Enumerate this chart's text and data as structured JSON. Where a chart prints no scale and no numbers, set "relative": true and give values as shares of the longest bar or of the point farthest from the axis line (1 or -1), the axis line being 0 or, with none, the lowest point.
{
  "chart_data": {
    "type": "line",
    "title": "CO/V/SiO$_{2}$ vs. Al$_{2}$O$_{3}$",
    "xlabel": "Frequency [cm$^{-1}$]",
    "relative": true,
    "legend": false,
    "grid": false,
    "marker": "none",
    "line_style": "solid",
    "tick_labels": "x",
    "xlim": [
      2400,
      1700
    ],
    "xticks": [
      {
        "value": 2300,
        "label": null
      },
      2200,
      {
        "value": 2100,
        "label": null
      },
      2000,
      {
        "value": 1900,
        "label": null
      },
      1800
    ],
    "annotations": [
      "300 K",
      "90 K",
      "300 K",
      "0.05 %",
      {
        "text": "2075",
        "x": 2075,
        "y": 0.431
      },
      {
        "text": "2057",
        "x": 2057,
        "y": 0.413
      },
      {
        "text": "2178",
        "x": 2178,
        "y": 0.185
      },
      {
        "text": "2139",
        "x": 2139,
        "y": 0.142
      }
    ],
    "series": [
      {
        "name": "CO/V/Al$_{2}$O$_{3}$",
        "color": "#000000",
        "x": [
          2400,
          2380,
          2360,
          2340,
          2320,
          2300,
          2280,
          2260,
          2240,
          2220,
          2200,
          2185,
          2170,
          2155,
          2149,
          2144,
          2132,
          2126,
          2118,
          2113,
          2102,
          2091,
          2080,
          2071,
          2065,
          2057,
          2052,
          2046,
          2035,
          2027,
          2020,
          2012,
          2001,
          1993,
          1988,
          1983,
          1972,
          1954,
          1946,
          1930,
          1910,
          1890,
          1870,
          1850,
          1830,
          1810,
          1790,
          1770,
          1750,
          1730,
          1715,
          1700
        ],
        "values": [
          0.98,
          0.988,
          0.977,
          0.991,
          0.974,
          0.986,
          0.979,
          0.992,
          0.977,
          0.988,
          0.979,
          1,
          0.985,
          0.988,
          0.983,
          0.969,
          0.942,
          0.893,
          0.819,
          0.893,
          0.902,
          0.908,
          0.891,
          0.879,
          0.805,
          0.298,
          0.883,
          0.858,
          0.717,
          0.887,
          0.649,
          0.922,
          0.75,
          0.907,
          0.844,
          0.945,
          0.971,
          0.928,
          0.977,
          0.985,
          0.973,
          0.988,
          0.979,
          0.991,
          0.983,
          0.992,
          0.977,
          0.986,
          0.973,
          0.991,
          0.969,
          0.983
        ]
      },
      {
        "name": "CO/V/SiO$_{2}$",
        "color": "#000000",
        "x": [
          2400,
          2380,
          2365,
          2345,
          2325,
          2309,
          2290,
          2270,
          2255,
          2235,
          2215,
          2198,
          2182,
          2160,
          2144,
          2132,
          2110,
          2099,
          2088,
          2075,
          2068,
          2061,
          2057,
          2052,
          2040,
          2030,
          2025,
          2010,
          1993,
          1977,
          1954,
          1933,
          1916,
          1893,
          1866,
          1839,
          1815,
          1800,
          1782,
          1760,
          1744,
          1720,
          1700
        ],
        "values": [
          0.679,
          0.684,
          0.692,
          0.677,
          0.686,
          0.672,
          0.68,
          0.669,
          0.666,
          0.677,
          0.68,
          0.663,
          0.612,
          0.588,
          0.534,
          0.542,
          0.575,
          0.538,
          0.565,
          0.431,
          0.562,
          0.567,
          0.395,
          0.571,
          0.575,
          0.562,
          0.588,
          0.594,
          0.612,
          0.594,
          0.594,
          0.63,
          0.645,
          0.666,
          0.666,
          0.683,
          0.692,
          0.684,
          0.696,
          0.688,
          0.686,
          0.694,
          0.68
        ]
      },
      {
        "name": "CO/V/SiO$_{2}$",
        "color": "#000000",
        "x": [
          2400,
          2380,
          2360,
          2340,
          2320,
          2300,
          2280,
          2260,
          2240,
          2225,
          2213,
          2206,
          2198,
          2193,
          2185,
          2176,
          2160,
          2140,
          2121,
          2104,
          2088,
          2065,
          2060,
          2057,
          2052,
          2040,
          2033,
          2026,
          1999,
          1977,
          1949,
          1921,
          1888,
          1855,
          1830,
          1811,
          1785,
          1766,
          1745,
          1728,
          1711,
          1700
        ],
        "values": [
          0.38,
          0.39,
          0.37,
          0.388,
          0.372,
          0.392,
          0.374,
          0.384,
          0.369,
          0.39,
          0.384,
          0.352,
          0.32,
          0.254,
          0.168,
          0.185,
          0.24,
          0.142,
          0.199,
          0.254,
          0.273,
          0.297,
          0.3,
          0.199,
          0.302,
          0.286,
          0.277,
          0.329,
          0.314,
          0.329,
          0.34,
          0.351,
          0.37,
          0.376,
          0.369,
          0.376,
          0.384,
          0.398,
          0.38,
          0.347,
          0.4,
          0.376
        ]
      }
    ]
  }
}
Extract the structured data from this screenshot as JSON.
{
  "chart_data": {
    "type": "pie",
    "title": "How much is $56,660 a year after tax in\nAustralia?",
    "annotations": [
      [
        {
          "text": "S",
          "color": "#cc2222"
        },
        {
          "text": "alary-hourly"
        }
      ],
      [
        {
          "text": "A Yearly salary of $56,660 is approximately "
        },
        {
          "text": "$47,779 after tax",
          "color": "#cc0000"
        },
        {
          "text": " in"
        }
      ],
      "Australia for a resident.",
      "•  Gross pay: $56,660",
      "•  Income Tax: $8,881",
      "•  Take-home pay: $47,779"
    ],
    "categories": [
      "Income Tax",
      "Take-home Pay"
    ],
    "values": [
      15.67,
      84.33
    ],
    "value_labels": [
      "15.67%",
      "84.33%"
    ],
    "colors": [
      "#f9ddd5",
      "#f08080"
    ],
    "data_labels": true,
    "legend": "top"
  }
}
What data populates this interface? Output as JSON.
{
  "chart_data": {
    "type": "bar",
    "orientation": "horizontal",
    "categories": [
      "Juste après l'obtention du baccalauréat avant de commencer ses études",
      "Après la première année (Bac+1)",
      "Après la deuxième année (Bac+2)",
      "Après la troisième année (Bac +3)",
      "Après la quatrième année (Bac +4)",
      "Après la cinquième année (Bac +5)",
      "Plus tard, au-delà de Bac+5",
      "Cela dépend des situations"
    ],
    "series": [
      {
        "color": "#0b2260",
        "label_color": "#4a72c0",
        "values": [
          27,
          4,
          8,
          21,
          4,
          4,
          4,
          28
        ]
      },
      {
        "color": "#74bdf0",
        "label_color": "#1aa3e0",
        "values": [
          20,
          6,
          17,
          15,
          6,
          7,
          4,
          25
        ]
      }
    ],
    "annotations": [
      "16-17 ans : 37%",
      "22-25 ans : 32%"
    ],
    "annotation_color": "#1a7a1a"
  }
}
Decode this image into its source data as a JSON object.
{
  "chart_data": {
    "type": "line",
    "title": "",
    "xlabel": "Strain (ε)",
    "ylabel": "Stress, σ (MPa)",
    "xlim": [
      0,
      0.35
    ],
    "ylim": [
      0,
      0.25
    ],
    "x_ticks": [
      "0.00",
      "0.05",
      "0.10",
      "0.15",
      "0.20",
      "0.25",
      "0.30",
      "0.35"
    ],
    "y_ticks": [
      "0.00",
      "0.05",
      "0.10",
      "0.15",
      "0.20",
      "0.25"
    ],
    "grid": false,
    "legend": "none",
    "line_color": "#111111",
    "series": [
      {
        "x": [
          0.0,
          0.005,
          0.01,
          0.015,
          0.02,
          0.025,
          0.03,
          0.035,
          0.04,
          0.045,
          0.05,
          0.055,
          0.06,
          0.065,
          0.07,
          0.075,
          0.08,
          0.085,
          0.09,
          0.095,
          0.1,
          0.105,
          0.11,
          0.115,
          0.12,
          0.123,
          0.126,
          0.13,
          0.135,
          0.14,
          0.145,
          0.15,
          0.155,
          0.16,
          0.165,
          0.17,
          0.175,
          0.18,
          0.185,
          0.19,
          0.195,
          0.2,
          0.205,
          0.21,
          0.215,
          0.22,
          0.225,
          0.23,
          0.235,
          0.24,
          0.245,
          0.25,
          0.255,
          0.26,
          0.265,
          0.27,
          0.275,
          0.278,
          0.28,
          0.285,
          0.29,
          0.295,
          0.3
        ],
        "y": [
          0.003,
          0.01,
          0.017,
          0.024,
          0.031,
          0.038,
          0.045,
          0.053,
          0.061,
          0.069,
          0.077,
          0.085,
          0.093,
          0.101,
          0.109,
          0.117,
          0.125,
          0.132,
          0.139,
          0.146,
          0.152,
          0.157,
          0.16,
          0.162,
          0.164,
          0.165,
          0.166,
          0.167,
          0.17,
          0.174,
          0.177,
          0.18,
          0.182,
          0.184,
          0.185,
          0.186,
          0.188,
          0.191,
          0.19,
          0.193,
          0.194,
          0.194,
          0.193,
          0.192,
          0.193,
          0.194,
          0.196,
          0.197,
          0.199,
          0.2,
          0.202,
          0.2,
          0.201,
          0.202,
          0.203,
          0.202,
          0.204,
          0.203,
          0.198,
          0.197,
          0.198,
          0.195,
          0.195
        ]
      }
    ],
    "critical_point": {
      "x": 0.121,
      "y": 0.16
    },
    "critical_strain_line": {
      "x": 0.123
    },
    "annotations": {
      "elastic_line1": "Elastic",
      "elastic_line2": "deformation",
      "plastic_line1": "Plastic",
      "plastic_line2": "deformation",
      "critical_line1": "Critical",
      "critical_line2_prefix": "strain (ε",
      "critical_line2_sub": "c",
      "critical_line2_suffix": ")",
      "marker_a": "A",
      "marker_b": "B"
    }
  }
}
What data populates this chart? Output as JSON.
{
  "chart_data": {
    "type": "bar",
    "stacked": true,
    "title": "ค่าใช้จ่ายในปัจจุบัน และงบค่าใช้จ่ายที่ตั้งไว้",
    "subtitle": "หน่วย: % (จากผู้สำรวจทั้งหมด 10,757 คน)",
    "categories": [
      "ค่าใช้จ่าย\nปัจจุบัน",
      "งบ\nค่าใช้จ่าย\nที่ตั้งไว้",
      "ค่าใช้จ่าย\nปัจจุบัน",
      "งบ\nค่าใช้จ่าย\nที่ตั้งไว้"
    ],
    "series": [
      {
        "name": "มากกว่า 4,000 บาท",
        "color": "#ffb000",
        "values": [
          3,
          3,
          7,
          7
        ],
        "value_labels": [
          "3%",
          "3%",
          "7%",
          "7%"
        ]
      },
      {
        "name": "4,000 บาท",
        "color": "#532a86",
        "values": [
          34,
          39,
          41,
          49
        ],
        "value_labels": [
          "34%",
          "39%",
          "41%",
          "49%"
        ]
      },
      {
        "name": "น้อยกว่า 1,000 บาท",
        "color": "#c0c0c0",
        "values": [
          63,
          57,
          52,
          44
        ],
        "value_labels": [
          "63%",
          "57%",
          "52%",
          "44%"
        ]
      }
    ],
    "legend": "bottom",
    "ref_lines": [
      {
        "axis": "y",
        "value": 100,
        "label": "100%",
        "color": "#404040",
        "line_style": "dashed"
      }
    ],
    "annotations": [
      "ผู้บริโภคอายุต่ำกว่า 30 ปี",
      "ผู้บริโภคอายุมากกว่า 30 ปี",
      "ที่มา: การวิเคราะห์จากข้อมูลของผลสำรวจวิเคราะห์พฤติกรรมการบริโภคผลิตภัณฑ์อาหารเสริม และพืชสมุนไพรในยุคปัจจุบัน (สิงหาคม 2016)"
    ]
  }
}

Set problem ::
From the entries above, collect every line with the string "name" in it.

Task answer ::
        "name": "CO/V/Al$_{2}$O$_{3}$",
        "name": "CO/V/SiO$_{2}$",
        "name": "CO/V/SiO$_{2}$",
        "name": "มากกว่า 4,000 บาท",
        "name": "4,000 บาท",
        "name": "น้อยกว่า 1,000 บาท",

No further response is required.